(Tasks):
**1)** Please copy the stretch of the medical billing interview article from "By: Dona Dezube" through "Chula Vista, California." word for word.
**2)** In the medical billing interview article, who suggests starting with interview questions tailored to your practice?

By: Dona Dezube
Great medical billing and coding professionals are chameleons -- they are able to alter themselves to adapt to daily challenges.
They’re also empathetic with patients, assertive with insurance companies and analytical when they need to research claims.
You can uncover all those qualities in job applicants -- if you know how to interview.
Start with interview questions tailored to your practice, suggests Andrea Crawford, director of career services for Kaplan College, Chula Vista, California.
Start by asking about the billing process with the insurance companies that your patients most often use, including the most common procedures done by your organization:
- Which insurance programs have you billed? Have you billed Medicare and our state insurance program or only PPOs?
- Which forms have you most often used in your current and former positions?
- Which procedures have you most often billed in your current and prior positions?

(Data excerpts):

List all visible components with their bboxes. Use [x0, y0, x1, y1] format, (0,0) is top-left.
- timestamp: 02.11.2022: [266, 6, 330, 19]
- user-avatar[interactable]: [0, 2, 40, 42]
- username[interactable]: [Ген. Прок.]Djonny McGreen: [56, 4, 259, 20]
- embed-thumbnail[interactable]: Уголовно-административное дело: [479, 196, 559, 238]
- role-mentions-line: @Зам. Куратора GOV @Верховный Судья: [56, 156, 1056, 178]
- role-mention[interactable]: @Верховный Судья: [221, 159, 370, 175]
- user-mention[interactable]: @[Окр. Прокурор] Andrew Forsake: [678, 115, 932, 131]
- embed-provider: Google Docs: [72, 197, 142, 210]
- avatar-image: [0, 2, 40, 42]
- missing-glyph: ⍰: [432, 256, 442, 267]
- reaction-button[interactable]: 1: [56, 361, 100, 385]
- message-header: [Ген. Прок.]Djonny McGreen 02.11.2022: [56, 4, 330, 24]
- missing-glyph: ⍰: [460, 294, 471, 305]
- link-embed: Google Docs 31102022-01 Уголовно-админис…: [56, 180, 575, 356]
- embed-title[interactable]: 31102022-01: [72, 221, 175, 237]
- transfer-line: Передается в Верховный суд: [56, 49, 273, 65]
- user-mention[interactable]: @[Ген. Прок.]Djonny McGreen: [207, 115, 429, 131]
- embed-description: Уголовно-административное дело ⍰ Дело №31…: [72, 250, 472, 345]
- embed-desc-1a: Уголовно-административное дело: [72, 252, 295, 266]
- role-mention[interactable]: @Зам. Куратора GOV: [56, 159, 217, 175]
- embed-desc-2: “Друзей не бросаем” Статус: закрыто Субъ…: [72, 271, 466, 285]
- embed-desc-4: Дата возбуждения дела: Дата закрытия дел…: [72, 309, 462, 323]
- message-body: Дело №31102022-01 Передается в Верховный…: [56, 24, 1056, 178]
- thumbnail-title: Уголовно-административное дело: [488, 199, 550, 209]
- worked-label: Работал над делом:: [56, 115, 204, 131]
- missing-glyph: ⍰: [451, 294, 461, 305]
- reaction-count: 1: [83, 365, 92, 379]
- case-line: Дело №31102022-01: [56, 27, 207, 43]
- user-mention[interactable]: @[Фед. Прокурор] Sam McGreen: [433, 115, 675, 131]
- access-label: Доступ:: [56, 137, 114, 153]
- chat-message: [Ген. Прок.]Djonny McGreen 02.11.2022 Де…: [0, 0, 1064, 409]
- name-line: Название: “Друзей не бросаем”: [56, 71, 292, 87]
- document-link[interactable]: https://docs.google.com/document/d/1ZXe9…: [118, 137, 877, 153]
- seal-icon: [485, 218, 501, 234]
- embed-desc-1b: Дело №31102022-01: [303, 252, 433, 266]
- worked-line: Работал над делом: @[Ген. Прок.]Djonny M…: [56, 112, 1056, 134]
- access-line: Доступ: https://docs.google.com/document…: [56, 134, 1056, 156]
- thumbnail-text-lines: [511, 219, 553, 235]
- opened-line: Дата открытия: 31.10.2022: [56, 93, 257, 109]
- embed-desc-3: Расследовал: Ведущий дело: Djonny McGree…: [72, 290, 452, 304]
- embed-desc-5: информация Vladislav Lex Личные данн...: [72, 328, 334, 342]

(Answers for this exercise):
**1)**
By: Dona Dezube
Great medical billing and coding professionals are chameleons -- they are able to alter themselves to adapt to daily challenges.
They’re also empathetic with patients, assertive with insurance companies and analytical when they need to research claims.
You can uncover all those qualities in job applicants -- if you know how to interview.
Start with interview questions tailored to your practice, suggests Andrea Crawford, director of career services for Kaplan College, Chula Vista, California.

**2)** Andrea Crawford, director of career services for Kaplan College, Chula Vista, California.